+++ EXTRACTED INFORMATION +++

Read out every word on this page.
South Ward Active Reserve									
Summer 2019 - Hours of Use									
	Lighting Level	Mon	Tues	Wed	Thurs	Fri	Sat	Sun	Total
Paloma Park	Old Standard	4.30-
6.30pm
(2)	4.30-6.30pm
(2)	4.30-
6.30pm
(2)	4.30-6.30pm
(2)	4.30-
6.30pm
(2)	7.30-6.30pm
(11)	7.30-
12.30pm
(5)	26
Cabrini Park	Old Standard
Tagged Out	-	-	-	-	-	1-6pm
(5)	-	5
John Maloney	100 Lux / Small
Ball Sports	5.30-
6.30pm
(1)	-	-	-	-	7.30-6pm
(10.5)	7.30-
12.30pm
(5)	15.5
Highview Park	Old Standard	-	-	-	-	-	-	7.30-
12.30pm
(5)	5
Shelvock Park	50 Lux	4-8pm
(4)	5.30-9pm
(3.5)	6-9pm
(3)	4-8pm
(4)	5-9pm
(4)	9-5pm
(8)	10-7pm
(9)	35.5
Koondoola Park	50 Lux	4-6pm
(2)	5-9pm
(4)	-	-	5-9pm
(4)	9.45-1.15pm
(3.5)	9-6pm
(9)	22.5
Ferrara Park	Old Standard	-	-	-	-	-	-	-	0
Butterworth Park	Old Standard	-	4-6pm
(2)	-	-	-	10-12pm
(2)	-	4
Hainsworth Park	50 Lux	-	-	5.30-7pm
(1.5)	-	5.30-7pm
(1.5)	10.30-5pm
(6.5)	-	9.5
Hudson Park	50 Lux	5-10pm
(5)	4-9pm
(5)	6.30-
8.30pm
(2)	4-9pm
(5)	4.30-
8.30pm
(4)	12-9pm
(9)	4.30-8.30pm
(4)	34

+++

**TASK GOAL:** Scan the records above, count the lines with "Standard" in them, and give only the number.

**COMPLETED TASK:** 5